- [What is being asked]:
Pick up the ATmega32 assembly tutorial after its final sentence and keep writing it.

- [Document excerpt]:
•••••

Programming ATmega32 in assembly

To code in assembler, one should have some idea about the architecture of the target hardware. It is enough to assume that the AVR micro-controller appears to the programmer as a set of General Purpose Registers (GPRs: R1 to R31), Special Functions Registers (SFRs) that controls the peripherals, some data memory (2kbytes of SRAM for Atmega32). All of them are in the data address space. We also have Program memory and EEPROM in different address spaces. 

Assembly language programming involves moving data between  GPRs, SFRs and RAM, and performing arithmetic and logical operations on the data.

We have four I/O ports (A,B,C and D,  controlled by 12 SFRs) that can be used for providing input data to our programs and display the output. In order to do that, we need to use switches and LEDs connected to these ports. The following examples use the Digital Output Board (having 8 LEDs) to display program results. The figure shows the board plugged into port B.

Let us start with a small program shown below (immed.S is included in the examples provided.)

      .section .text    ; denotes code section
      .global main
main:
     ldi r16, 255      ; load r16 with 255
     out 0x17, r16  ; send R16 to DDRB using I/O address
     out 0x18, r16  ; and to PORTB also
     .end

Clicking on 'Assemble' and then 'Upload' should make all the LED light up.

General Purpose Registers

We are already familiar with the Special Function Registers (including DDRB and PORTB) that were used to configure and control various features of the microcontroller. In addition to these ATmega32 has 32 general purpose registers (32 here is a coincidence. The 32 in ATmega32 refers to 32 kB of flash memory available for programming. All AVR micro-controllers, even ATmega8 or ATmega16 have 32 GPRs).

•••••

- [Provided records]:
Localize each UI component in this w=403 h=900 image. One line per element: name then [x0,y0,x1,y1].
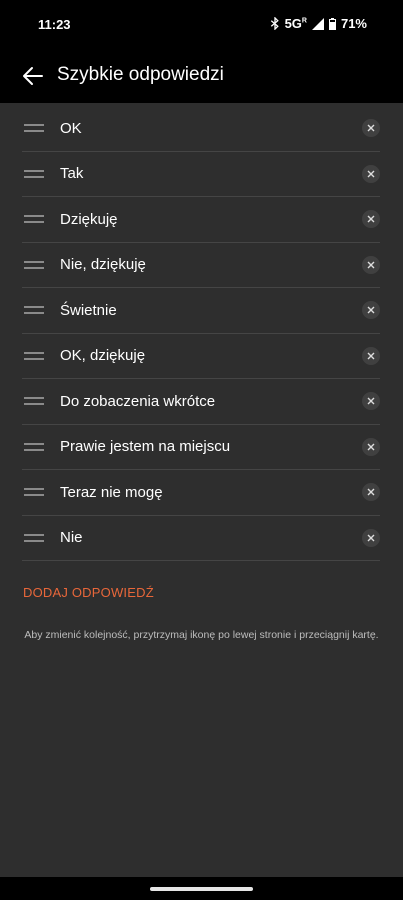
drag-handle-icon[interactable] [24,215,44,224]
bluetooth-icon [270,17,279,30]
network-type: 5GR [284,16,307,31]
navigation-bar [0,877,403,900]
list-item: Dziękuję [22,197,380,243]
status-icons: 5GR 71% [270,16,367,31]
page-title: Szybkie odpowiedzi [57,64,224,85]
drag-handle-icon[interactable] [24,124,44,133]
reply-label[interactable]: OK [60,120,82,137]
reply-label[interactable]: Tak [60,165,83,182]
reply-label[interactable]: OK, dziękuję [60,347,145,364]
drag-handle-icon[interactable] [24,397,44,406]
reply-label[interactable]: Do zobaczenia wkrótce [60,393,215,410]
close-icon[interactable] [362,301,380,320]
close-icon[interactable] [362,164,380,183]
status-time: 11:23 [38,17,71,32]
list-item: Świetnie [22,288,380,334]
list-item: Prawie jestem na miejscu [22,425,380,470]
close-icon[interactable] [362,255,380,274]
battery-level: 71% [340,16,367,31]
close-icon[interactable] [362,210,380,229]
reorder-hint: Aby zmienić kolejność, przytrzymaj ikonę… [24,629,379,641]
reply-label[interactable]: Nie [60,529,83,546]
close-icon[interactable] [362,437,380,456]
drag-handle-icon[interactable] [24,488,44,497]
add-reply-button[interactable]: DODAJ ODPOWIEDŹ [23,585,154,600]
list-item: Teraz nie mogę [22,470,380,516]
drag-handle-icon[interactable] [24,169,44,178]
list-item: Tak [22,152,380,197]
reply-label[interactable]: Nie, dziękuję [60,256,146,273]
app-bar: Szybkie odpowiedzi [0,48,403,103]
content-area: OK Tak Dziękuję Nie, dziękuję Świetnie O… [0,103,403,877]
signal-icon [311,17,324,30]
list-item: OK [22,106,380,152]
reply-label[interactable]: Dziękuję [60,211,118,228]
battery-icon [328,17,336,30]
drag-handle-icon[interactable] [24,306,44,315]
drag-handle-icon[interactable] [24,442,44,451]
close-icon[interactable] [362,483,380,502]
close-icon[interactable] [362,528,380,547]
close-icon[interactable] [362,346,380,365]
list-item: Nie [22,516,380,561]
list-item: Do zobaczenia wkrótce [22,379,380,425]
reply-label[interactable]: Świetnie [60,302,117,319]
list-item: OK, dziękuję [22,334,380,379]
drag-handle-icon[interactable] [24,533,44,542]
close-icon[interactable] [362,392,380,411]
back-arrow-icon[interactable] [22,65,44,87]
reply-label[interactable]: Teraz nie mogę [60,484,163,501]
drag-handle-icon[interactable] [24,351,44,360]
reply-label[interactable]: Prawie jestem na miejscu [60,438,230,455]
close-icon[interactable] [362,119,380,138]
reply-list: OK Tak Dziękuję Nie, dziękuję Świetnie O… [22,106,380,561]
status-bar: 11:23 5GR 71% [0,0,403,48]
home-gesture-handle[interactable] [150,887,253,891]
drag-handle-icon[interactable] [24,260,44,269]
list-item: Nie, dziękuję [22,243,380,288]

•••••

- [Response to this task]:
Any numerical value that needs to be used in the program needs to be first loaded into one of the GPRs. So, if you want to load 0xff into DDRB, you first need to load 0xff into a GPR and then copy the content of the GPR into DDRB. This might seem like an unnecessary restriction to us who have been used to writing DDRB=0xff in C, but it is a necessary consequence of the streamlined hardware design of the processor which C hides from us.

Even though the 32 registers R0-31 are called "general purpose", there are special uses for some of them, which will be discussed later.

Instructions

What we could do intuitively with an assignment operator (=) in C requires the use of more than one instruction.

LDI (Load Immediate) : used to load a constant value to one of the registers R16-31 ( that's a restriction. load immediate can't work with R1 ro R15)

OUT (output to any Special Function Register) :  The SFRs are mapped to the locations 0 to 3Fhex. 0x17 and 0x18 are the I/O mapped addresses of the registers DDRB and PORTB respectively.

The SFRs are also mapped into the memory space to locations 20hex to 5Fhex. Due to this reason you can use  STS (Store Direct to SRAM) instruction instead of OUT but to a different address.  OUT  0x17, R16   and  STS  0x37, R16  achieves the same result but the former is compact.

Adding two numbers

The code listed below (add.S) adds two numbers and displays the result on the LEDs connected to port B. Instead of remembering the addresses of DDRB and PORTB, we have included the file 'avr/io.h' that contains all the Register names. Naming the program with .S (capital S instead of small s ) invokes the pre-processor, that also allows expressions like (1 << PB3) to be used. (add.S)

#include <avr/io.h>
      .section .text    ; denotes code section
      .global main
main:
     LDI     R16, 255        ; load R16 with 255
     STS    DDRB, R16    ; set all bits of port B as output
     LDI    R16, 2       ; load R16 with 2
     LDI    R17, 4       ; load R17 with 4
     ADD  R16, r17    ; R16 <- R16 + R17
     STS    PORTB, R16    ; result to port B
     .END

Running this program lights LEDs D2 and D3.

The Status Register

Arithmetic and logical operations will affect the status flag bits like Carry, Zero, Negative etc. Refer to Atmega32 databook for complete information.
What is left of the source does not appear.